### WHAT THE TASK REQUIRES:
Take from the listing each line that has the string "rocker".

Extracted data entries
-- start --
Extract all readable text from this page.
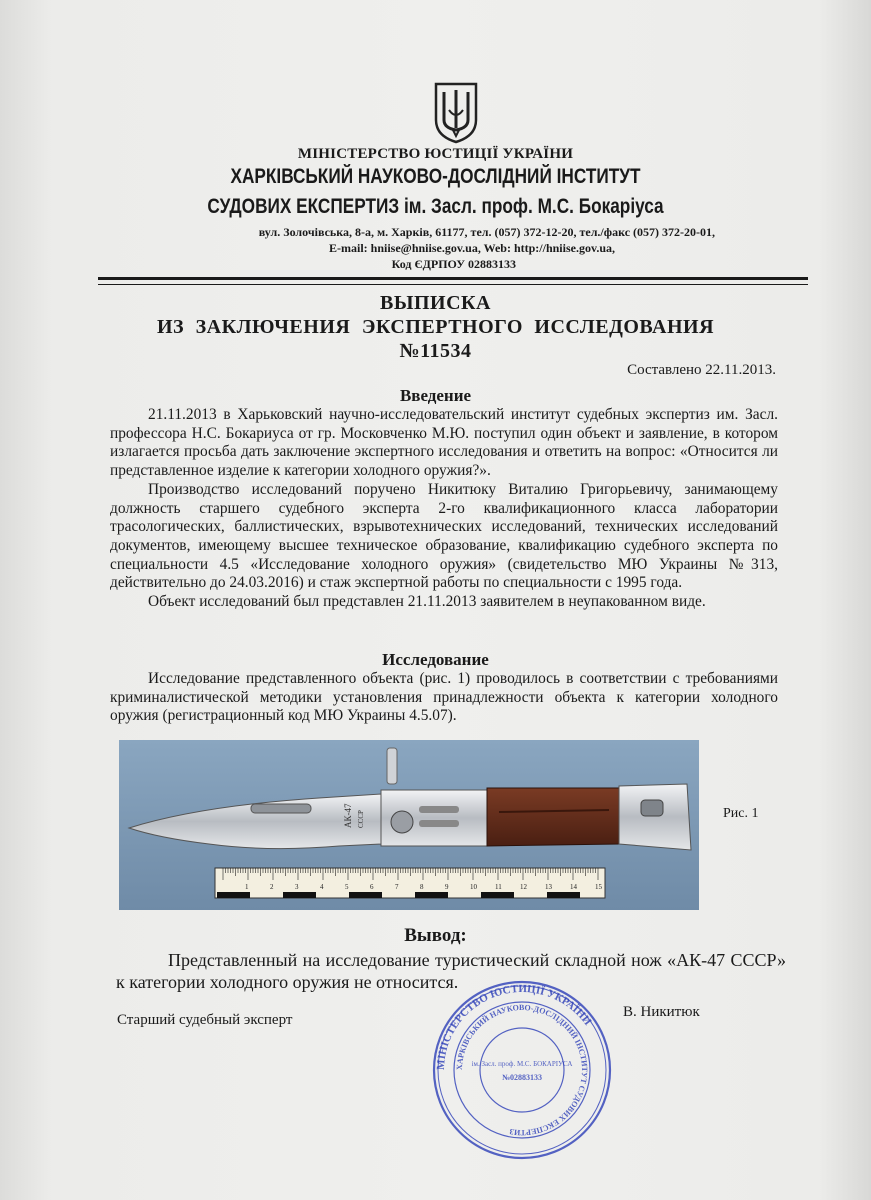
МІНІСТЕРСТВО ЮСТИЦІЇ УКРАЇНИ
ХАРКІВСЬКИЙ НАУКОВО-ДОСЛІДНИЙ ІНСТИТУТ
СУДОВИХ ЕКСПЕРТИЗ ім. Засл. проф. М.С. Бокаріуса
вул. Золочівська, 8-а, м. Харків, 61177, тел. (057) 372-12-20, тел./факс (057) 372-20-01,
E-mail: hniise@hniise.gov.ua, Web: http://hniise.gov.ua,
Код ЄДРПОУ 02883133
ВЫПИСКА
ИЗ ЗАКЛЮЧЕНИЯ ЭКСПЕРТНОГО ИССЛЕДОВАНИЯ
№11534
Составлено 22.11.2013.
Введение

21.11.2013 в Харьковский научно-исследовательский институт судебных экспертиз им. Засл. профессора Н.С. Бокариуса от гр. Московченко М.Ю. поступил один объект и заявление, в котором излагается просьба дать заключение экспертного исследования и ответить на вопрос: «Относится ли представленное изделие к категории холодного оружия?».

Производство исследований поручено Никитюку Виталию Григорьевичу, занимающему должность старшего судебного эксперта 2-го квалификационного класса лаборатории трасологических, баллистических, взрывотехнических исследований, технических исследований документов, имеющему высшее техническое образование, квалификацию судебного эксперта по специальности 4.5 «Исследование холодного оружия» (свидетельство МЮ Украины №313, действительно до 24.03.2016) и стаж экспертной работы по специальности с 1995 года.

Объект исследований был представлен 21.11.2013 заявителем в неупакованном виде.

Исследование

Исследование представленного объекта (рис. 1) проводилось в соответствии с требованиями криминалистической методики установления принадлежности объекта к категории холодного оружия (регистрационный код МЮ Украины 4.5.07).

АК-47 СССР
1	2	3	4	5	6	7	8	9	10	11	12	13	14	15
Рис. 1
Вывод:

Представленный на исследование туристический складной нож «АК-47 СССР» к категории холодного оружия не относится.

Старший судебный эксперт	В. Никитюк
МІНІСТЕРСТВО ЮСТИЦІЇ УКРАЇНИ
ХАРКІВСЬКИЙ НАУКОВО-ДОСЛІДНИЙ ІНСТИТУТ СУДОВИХ ЕКСПЕРТИЗ
ім. Засл. проф. М.С. БОКАРІУСА
№02883133
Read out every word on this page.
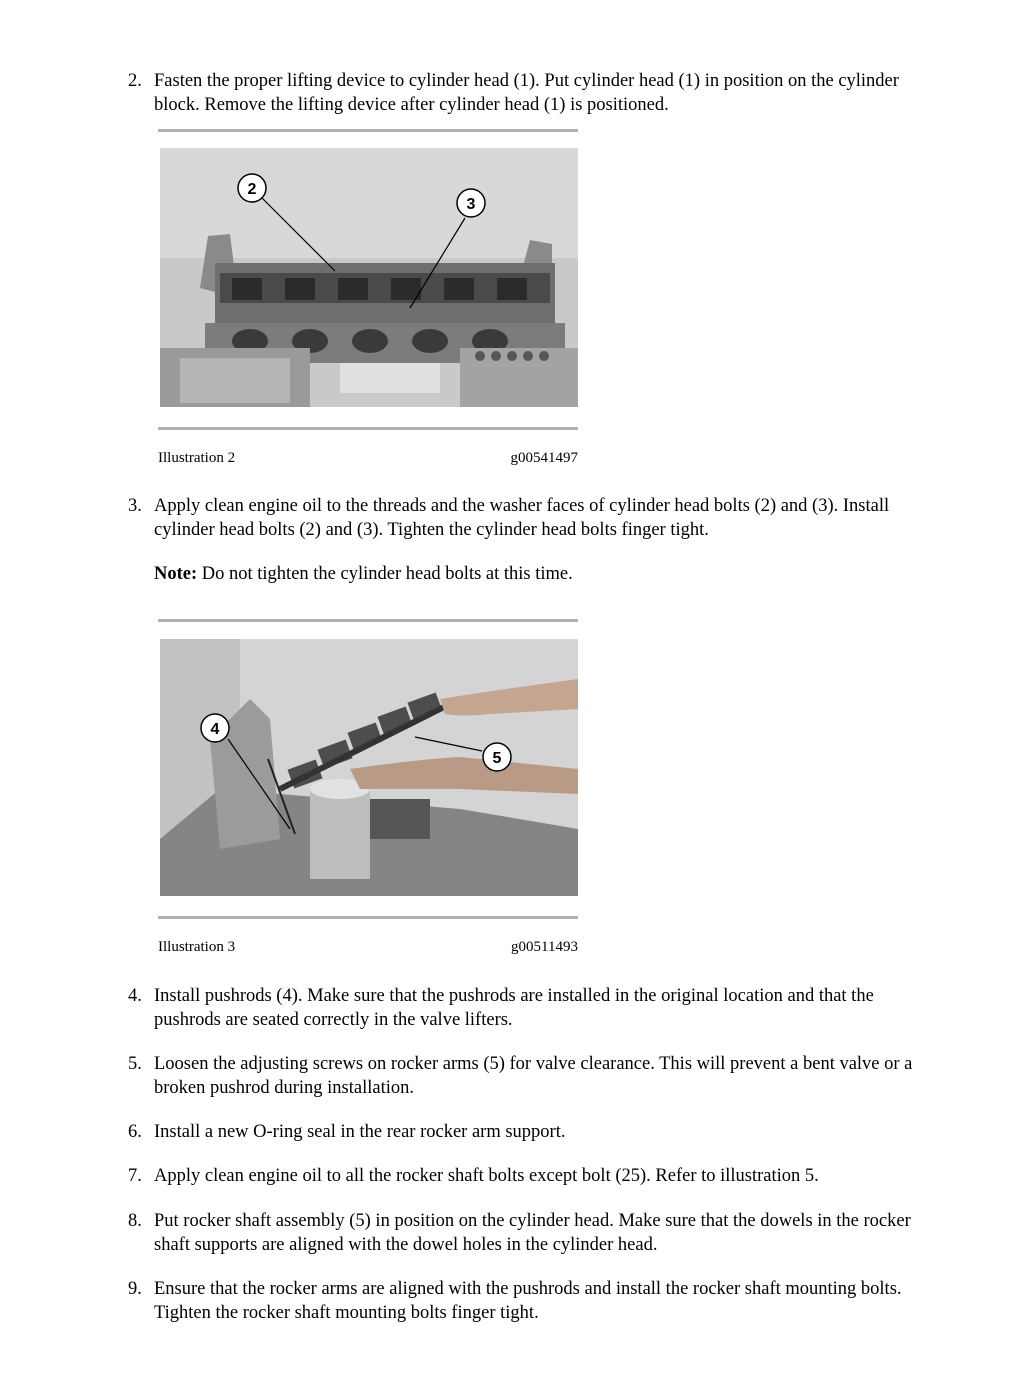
2. Fasten the proper lifting device to cylinder head (1). Put cylinder head (1) in position on the cylinder block. Remove the lifting device after cylinder head (1) is positioned.
2
3
Illustration 2	g00541497
3. Apply clean engine oil to the threads and the washer faces of cylinder head bolts (2) and (3). Install cylinder head bolts (2) and (3). Tighten the cylinder head bolts finger tight.
Note: Do not tighten the cylinder head bolts at this time.
4
5
Illustration 3	g00511493
4. Install pushrods (4). Make sure that the pushrods are installed in the original location and that the pushrods are seated correctly in the valve lifters.
5. Loosen the adjusting screws on rocker arms (5) for valve clearance. This will prevent a bent valve or a broken pushrod during installation.
6. Install a new O-ring seal in the rear rocker arm support.
7. Apply clean engine oil to all the rocker shaft bolts except bolt (25). Refer to illustration 5.
8. Put rocker shaft assembly (5) in position on the cylinder head. Make sure that the dowels in the rocker shaft supports are aligned with the dowel holes in the cylinder head.
9. Ensure that the rocker arms are aligned with the pushrods and install the rocker shaft mounting bolts. Tighten the rocker shaft mounting bolts finger tight.
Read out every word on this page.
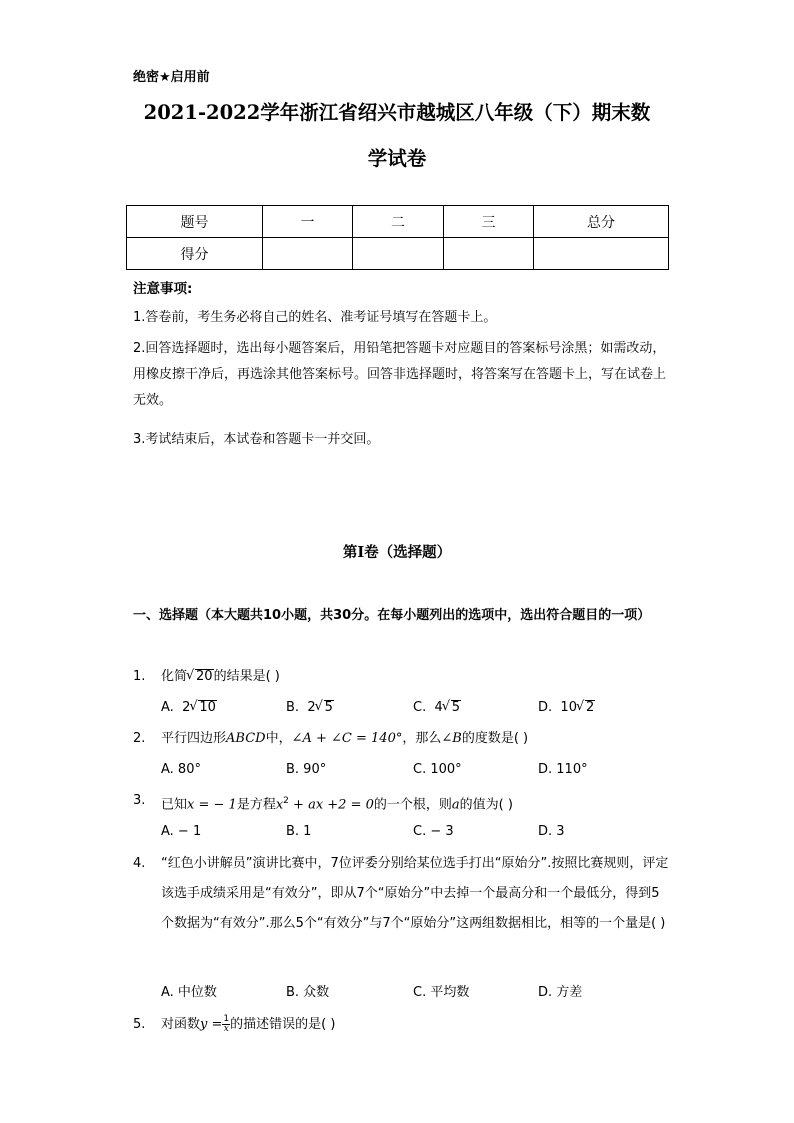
绝密★启用前
2021-2022学年浙江省绍兴市越城区八年级（下）期末数
学试卷
题号	一	二	三	总分
得分				
注意事项:

1.答卷前，考生务必将自己的姓名、准考证号填写在答题卡上。

2.回答选择题时，选出每小题答案后，用铅笔把答题卡对应题目的答案标号涂黑；如需改动，用橡皮擦干净后，再选涂其他答案标号。回答非选择题时，将答案写在答题卡上，写在试卷上无效。

3.考试结束后，本试卷和答题卡一并交回。

第Ⅰ卷（选择题）
一、选择题（本大题共10小题，共30分。在每小题列出的选项中，选出符合题目的一项）
1. 化简 √ 20的结果是( )
A. 2 √ 10	B. 2 √ 5	C. 4 √ 5	D. 10 √ 2
2. 平行四边形ABCD中，∠A + ∠C = 140°，那么∠B的度数是( )
A. 80°	B. 90°	C. 100°	D. 110°
3. 已知x = − 1是方程$x^2$ + ax +2 = 0的一个根，则a的值为( )
A. − 1	B. 1	C. − 3	D. 3
4. “红色小讲解员”演讲比赛中，7位评委分别给某位选手打出“原始分”.按照比赛规则，评定该选手成绩采用是“有效分”，即从7个“原始分”中去掉一个最高分和一个最低分，得到5个数据为“有效分”.那么5个“有效分”与7个“原始分”这两组数据相比，相等的一个量是( )
A. 中位数	B. 众数	C. 平均数	D. 方差
5. 对函数$y = \frac{1}{x}$ 的描述错误的是( )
-- end --
### TASK SOLUTION:
5. Loosen the adjusting screws on rocker arms (5) for valve clearance. This will prevent a bent valve or a broken pushrod during installation.
6. Install a new O-ring seal in the rear rocker arm support.
7. Apply clean engine oil to all the rocker shaft bolts except bolt (25). Refer to illustration 5.
8. Put rocker shaft assembly (5) in position on the cylinder head. Make sure that the dowels in the rocker shaft supports are aligned with the dowel holes in the cylinder head.
9. Ensure that the rocker arms are aligned with the pushrods and install the rocker shaft mounting bolts. Tighten the rocker shaft mounting bolts finger tight.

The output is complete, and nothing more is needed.